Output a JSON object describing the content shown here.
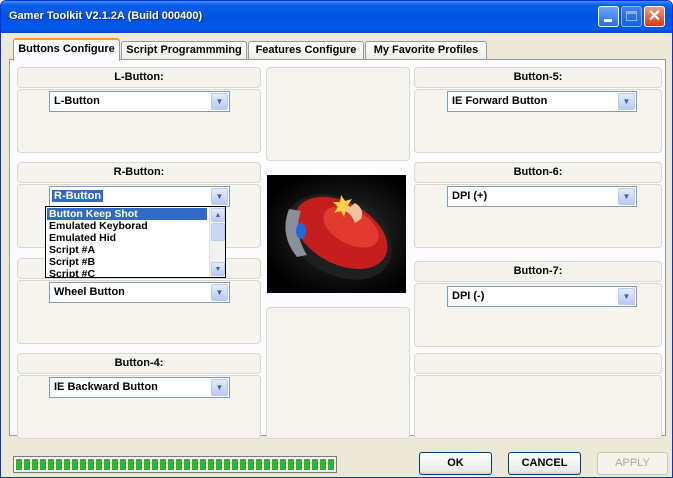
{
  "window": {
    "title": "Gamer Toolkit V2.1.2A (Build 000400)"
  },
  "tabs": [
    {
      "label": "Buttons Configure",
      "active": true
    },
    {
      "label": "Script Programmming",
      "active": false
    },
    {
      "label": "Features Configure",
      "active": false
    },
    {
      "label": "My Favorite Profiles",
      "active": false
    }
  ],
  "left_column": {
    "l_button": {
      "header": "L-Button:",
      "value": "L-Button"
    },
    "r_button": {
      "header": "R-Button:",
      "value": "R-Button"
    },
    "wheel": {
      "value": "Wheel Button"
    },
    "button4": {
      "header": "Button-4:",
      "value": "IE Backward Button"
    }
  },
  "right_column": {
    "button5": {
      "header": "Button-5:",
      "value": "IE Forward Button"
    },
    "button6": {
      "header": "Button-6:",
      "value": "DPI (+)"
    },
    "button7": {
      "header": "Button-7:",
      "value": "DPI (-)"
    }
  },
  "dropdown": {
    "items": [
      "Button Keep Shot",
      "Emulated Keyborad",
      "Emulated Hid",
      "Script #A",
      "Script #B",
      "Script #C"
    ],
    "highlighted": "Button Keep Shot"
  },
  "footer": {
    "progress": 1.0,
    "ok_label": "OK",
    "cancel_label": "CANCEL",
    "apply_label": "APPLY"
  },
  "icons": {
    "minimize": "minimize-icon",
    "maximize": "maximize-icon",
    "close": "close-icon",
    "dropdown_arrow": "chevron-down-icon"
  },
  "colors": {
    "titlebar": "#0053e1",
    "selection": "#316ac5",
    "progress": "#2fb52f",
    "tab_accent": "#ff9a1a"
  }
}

◇ ◇ ◇ ◇ ◇

* _SHORT EXERCISE_
Only the number should be given: how many lines of the data contain the word "header"?

* _SOLUTION TO THIS PROBLEM_
6